Records for the task
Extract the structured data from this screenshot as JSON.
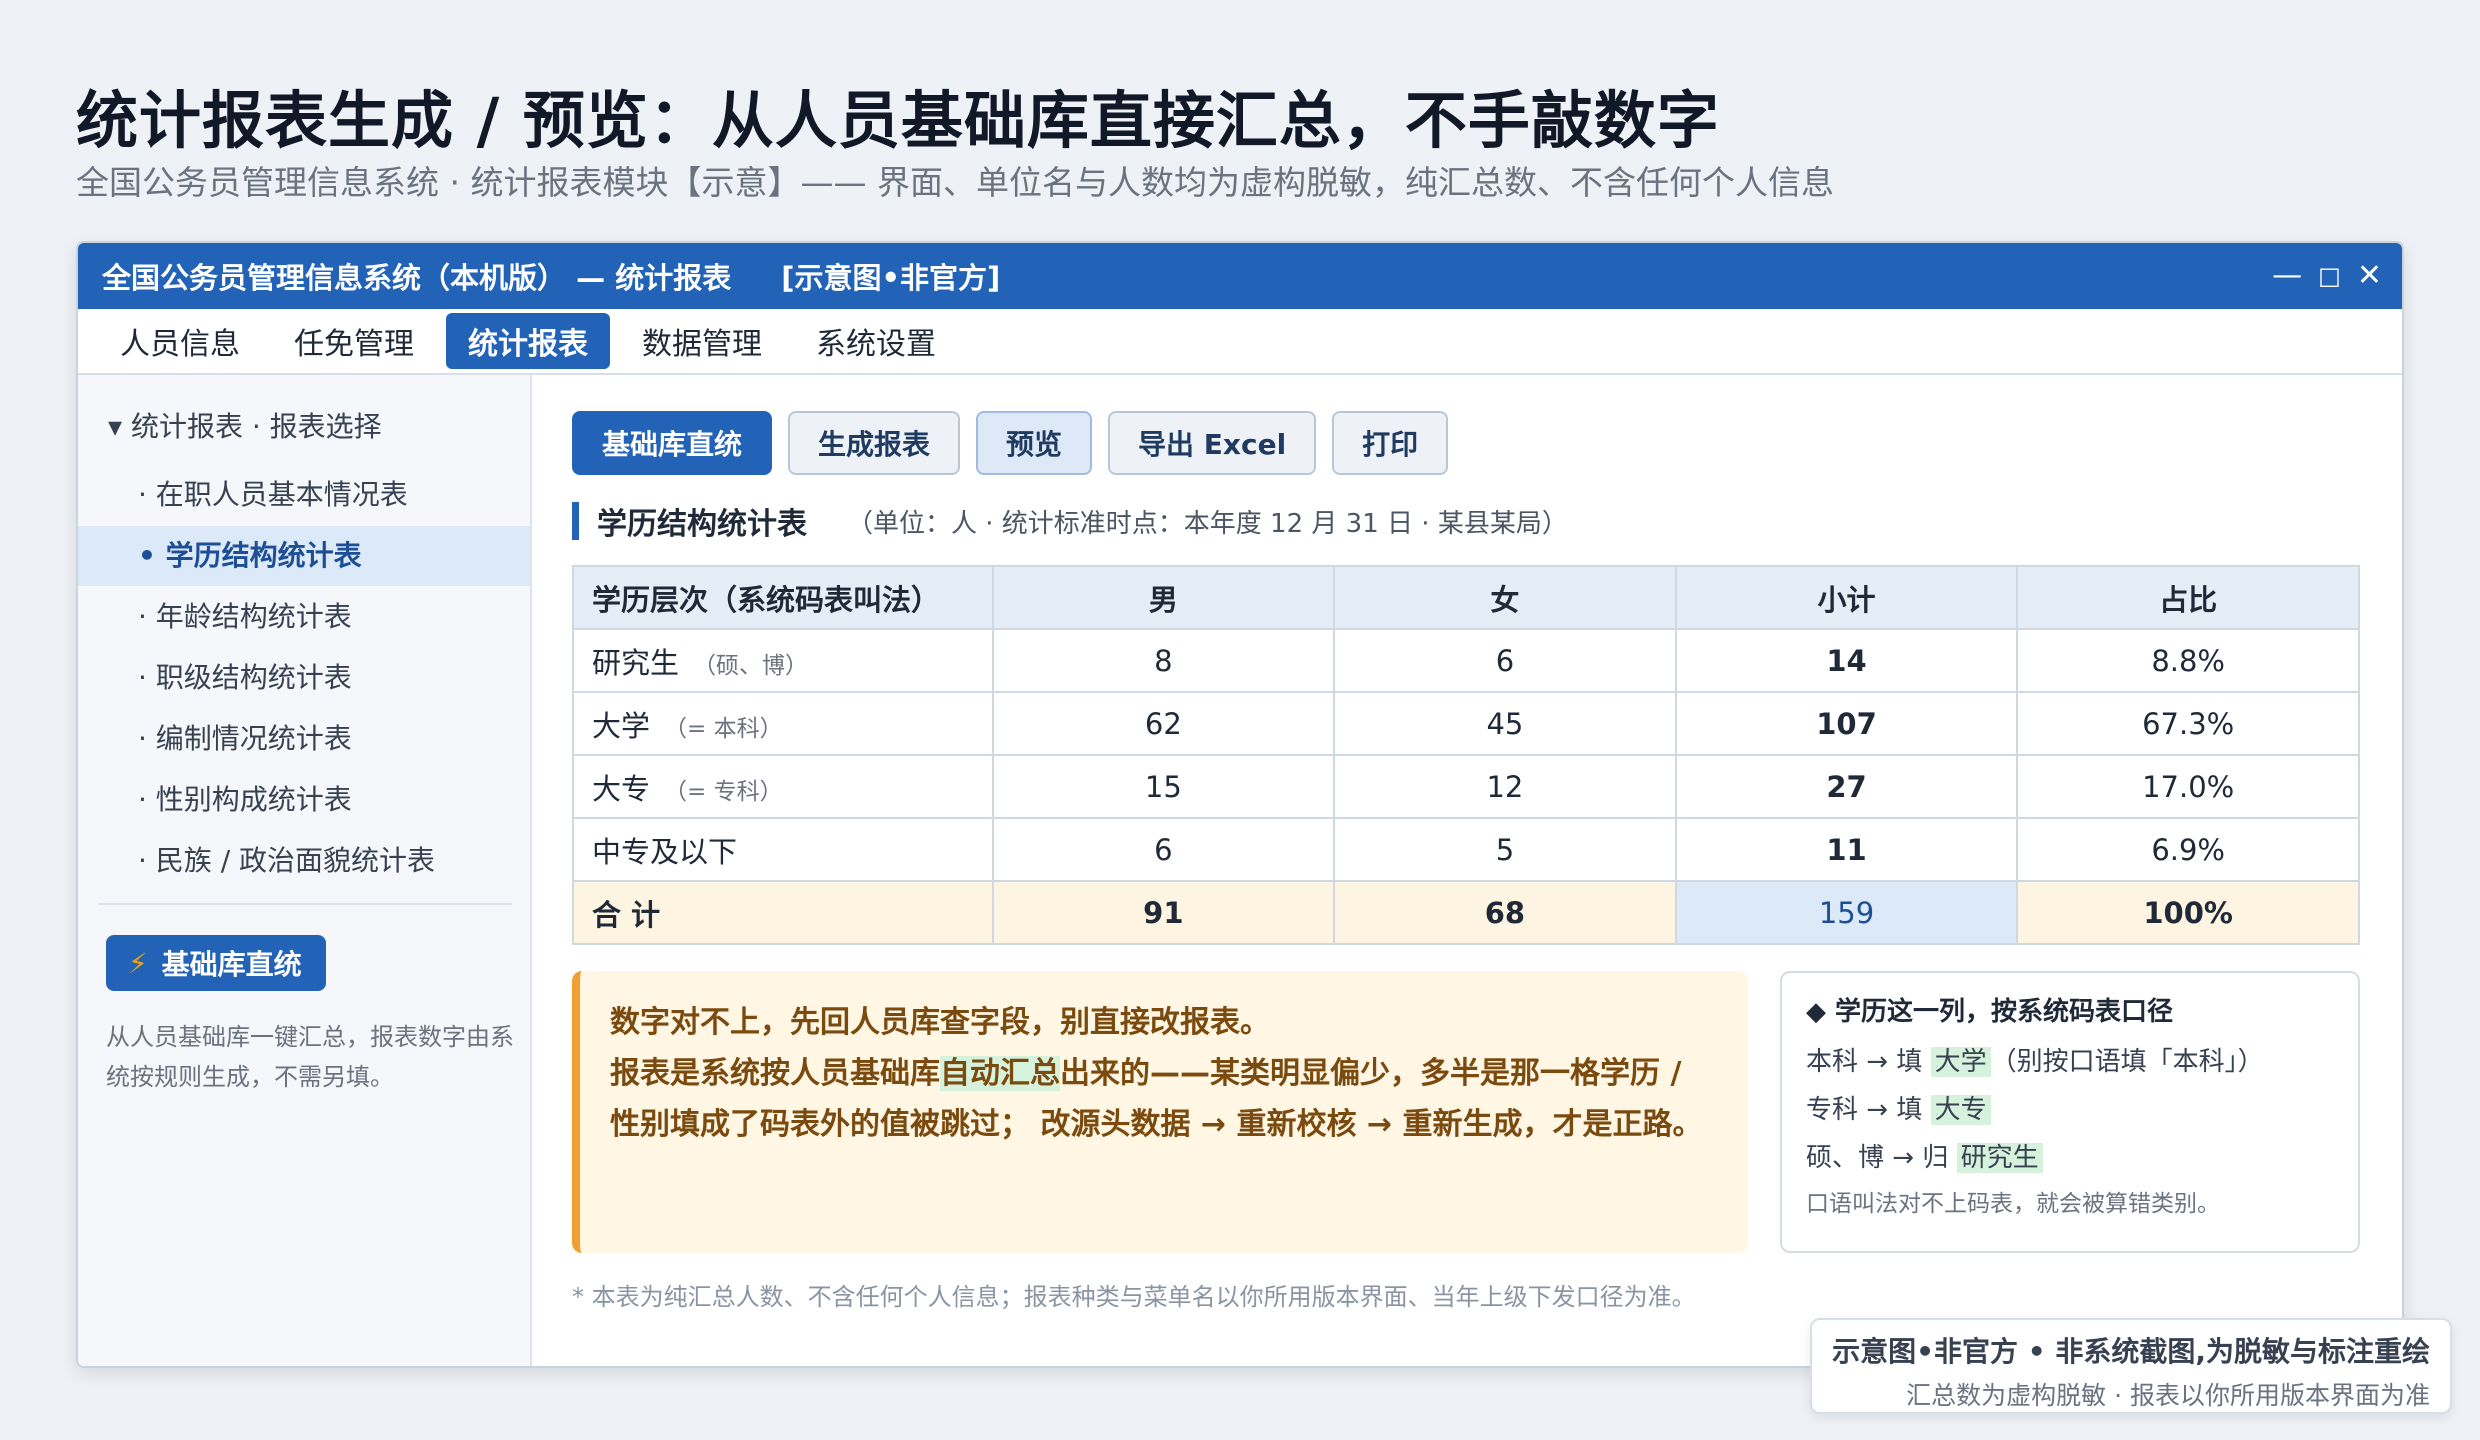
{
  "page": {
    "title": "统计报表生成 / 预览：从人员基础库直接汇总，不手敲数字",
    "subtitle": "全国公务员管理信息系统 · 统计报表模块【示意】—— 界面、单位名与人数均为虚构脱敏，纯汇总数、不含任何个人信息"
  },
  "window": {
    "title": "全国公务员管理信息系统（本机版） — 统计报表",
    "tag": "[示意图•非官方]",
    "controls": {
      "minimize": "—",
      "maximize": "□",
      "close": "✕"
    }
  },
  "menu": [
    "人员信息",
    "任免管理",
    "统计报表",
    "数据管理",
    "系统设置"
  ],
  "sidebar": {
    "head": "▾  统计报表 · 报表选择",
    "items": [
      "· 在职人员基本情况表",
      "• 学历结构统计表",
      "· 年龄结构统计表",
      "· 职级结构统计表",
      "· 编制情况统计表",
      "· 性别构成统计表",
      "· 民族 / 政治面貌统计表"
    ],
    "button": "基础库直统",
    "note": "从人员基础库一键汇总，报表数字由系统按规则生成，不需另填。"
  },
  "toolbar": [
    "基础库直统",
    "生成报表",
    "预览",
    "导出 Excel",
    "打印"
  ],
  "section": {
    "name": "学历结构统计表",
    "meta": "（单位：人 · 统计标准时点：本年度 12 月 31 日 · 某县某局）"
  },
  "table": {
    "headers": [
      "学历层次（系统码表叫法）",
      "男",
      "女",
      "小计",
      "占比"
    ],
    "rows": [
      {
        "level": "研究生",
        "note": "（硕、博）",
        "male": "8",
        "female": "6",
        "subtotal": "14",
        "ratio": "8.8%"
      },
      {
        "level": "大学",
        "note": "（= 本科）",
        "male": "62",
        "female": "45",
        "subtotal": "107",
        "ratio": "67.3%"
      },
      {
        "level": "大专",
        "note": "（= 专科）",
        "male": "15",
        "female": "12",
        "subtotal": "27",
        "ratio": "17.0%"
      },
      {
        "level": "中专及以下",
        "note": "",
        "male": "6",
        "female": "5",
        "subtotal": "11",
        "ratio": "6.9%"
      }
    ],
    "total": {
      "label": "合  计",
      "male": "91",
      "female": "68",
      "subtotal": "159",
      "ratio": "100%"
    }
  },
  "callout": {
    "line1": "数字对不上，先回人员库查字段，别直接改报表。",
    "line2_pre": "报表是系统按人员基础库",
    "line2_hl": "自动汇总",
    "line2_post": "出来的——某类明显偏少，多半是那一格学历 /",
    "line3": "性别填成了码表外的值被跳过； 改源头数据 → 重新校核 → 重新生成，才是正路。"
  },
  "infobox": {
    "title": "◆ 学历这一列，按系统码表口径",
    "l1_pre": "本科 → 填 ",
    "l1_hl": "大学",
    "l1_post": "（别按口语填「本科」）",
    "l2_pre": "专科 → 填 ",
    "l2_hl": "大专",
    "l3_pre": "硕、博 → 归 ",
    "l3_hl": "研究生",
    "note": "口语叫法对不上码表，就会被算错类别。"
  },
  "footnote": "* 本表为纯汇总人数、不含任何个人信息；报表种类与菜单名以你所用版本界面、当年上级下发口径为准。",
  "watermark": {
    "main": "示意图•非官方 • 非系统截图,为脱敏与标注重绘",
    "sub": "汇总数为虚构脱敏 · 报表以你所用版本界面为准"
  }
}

Aim of the exercise
Gather up the lines that contain the word "level".

Correct output
        "level": "研究生",
        "level": "大学",
        "level": "大专",
        "level": "中专及以下",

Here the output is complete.